**Supplied entries**
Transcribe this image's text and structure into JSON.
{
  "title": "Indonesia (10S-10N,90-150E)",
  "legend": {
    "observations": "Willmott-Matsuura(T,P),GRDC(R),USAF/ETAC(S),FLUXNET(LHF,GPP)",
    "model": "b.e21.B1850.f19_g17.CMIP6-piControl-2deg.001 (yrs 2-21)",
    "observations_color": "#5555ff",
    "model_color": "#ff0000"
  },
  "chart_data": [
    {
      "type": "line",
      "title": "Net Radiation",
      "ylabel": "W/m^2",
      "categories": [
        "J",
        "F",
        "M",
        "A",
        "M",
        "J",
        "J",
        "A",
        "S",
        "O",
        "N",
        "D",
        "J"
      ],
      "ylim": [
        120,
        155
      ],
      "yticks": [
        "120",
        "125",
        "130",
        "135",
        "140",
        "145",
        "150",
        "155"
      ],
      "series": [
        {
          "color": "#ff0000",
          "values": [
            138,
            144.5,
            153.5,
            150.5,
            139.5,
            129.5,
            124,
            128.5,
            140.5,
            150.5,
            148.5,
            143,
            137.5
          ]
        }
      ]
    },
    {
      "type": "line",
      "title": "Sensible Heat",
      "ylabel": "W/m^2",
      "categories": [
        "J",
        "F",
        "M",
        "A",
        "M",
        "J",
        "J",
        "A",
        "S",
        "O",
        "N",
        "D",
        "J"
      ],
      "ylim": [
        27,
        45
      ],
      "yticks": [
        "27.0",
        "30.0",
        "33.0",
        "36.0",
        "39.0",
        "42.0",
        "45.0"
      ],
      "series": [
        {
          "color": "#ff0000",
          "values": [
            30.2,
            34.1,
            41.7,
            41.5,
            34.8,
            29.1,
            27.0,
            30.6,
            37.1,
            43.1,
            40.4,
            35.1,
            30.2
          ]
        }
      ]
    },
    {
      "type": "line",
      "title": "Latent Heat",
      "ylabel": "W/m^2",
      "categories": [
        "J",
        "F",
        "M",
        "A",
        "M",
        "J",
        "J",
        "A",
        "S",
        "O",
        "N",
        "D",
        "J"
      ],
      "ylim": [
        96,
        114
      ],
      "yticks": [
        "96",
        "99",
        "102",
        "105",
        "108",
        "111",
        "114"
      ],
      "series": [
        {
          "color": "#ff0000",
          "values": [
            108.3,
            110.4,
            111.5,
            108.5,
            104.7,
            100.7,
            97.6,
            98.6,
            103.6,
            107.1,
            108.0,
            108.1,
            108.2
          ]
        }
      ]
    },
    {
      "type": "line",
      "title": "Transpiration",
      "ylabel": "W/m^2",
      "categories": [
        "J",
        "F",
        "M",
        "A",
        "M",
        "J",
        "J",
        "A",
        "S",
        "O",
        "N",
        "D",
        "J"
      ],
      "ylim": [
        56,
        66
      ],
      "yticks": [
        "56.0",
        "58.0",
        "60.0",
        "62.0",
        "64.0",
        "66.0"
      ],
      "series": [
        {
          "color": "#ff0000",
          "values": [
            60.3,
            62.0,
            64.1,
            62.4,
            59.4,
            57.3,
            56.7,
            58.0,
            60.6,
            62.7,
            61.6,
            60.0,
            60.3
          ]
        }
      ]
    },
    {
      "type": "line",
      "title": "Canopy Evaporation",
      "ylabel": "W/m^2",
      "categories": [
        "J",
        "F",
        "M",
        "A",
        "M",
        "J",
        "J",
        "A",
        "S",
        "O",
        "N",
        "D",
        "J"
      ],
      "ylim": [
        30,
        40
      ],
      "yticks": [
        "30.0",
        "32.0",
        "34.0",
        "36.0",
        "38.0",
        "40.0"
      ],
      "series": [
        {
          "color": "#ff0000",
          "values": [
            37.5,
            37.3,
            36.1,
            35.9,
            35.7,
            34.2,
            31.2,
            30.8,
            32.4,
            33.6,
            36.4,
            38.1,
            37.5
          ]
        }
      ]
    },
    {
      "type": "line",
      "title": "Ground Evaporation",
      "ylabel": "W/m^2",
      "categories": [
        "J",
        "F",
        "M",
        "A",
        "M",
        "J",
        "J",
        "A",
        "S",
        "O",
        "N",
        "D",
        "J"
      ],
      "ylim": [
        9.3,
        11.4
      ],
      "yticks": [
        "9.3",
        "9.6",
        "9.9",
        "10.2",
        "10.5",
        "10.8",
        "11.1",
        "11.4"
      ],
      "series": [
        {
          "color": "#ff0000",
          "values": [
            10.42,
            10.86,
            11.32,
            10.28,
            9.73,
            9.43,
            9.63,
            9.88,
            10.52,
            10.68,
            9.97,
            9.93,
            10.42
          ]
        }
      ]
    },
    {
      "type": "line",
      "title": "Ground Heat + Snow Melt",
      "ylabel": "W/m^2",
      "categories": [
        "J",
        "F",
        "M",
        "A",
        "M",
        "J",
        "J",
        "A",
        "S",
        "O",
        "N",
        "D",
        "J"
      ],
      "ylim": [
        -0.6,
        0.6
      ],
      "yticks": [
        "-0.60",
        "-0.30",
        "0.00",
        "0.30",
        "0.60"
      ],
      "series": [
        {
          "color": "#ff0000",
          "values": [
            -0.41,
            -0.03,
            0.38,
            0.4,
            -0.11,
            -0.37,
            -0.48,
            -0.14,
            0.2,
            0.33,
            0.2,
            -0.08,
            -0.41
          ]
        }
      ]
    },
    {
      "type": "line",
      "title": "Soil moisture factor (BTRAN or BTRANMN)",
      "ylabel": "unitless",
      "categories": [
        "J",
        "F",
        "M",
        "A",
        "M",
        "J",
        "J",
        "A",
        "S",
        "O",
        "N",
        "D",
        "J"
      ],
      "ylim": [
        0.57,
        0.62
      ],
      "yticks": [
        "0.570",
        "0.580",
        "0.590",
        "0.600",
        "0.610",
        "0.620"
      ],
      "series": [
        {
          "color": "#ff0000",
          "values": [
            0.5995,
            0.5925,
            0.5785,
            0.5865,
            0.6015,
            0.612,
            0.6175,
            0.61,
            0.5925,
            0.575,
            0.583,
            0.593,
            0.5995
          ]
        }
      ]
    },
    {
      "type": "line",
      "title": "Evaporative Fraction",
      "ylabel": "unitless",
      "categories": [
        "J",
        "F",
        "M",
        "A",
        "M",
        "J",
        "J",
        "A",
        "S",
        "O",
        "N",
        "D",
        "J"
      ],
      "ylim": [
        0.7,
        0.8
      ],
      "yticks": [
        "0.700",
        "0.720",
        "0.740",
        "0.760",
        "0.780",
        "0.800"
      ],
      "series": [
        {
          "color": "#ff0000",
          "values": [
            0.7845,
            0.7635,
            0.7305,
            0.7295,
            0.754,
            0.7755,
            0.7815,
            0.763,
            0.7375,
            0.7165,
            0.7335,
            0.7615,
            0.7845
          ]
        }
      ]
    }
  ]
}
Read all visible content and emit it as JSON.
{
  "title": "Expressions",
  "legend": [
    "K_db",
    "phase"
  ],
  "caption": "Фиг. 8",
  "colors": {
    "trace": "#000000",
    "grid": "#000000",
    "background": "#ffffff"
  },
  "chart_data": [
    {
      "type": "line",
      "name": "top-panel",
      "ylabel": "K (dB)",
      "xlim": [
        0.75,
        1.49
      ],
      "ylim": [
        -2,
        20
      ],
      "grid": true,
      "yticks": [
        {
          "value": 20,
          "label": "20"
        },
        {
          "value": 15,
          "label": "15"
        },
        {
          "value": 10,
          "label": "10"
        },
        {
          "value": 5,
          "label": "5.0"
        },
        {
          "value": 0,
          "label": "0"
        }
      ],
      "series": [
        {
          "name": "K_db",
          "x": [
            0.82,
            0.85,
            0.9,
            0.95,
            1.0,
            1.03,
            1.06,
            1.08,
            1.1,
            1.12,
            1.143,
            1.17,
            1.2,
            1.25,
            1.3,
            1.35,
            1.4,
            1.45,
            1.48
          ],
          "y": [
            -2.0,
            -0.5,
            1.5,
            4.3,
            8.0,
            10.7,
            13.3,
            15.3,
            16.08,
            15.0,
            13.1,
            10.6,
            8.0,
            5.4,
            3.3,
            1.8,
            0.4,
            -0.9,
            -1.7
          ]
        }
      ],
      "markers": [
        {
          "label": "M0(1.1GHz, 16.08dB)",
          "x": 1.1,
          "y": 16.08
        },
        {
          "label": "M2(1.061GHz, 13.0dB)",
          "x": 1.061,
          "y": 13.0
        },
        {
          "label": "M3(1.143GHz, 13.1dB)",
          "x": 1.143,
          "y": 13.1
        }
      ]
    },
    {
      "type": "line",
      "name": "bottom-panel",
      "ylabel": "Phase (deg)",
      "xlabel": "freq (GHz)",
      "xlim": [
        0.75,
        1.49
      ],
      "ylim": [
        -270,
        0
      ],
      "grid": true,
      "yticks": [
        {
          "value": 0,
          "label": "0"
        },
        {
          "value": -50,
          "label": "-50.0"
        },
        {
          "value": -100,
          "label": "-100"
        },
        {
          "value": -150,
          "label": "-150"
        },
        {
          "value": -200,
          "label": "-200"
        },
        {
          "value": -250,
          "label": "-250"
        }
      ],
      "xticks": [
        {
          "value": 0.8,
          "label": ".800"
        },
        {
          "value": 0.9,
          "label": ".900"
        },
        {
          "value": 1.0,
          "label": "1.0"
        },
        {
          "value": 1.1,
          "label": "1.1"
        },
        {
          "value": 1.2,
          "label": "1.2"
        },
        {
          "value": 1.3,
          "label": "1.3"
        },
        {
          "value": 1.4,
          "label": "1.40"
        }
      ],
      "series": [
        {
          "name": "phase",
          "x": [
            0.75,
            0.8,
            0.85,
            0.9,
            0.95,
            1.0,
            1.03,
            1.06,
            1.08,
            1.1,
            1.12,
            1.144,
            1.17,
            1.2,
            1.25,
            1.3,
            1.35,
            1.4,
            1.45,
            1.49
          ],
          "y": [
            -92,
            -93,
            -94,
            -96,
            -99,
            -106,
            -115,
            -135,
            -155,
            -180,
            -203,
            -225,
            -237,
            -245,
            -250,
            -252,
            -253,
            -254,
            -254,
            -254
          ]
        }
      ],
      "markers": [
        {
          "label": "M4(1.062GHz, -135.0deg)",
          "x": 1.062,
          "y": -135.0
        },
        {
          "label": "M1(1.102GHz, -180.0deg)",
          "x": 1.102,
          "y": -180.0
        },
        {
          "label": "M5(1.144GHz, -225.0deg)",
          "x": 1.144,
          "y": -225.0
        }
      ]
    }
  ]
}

**Task prompt**
In the records above, locate the lines holding the word "title". Copy each of them.

**Written response**
  "title": "Indonesia (10S-10N,90-150E)",
      "title": "Net Radiation",
      "title": "Sensible Heat",
      "title": "Latent Heat",
      "title": "Transpiration",
      "title": "Canopy Evaporation",
      "title": "Ground Evaporation",
      "title": "Ground Heat + Snow Melt",
      "title": "Soil moisture factor (BTRAN or BTRANMN)",
      "title": "Evaporative Fraction",
  "title": "Expressions",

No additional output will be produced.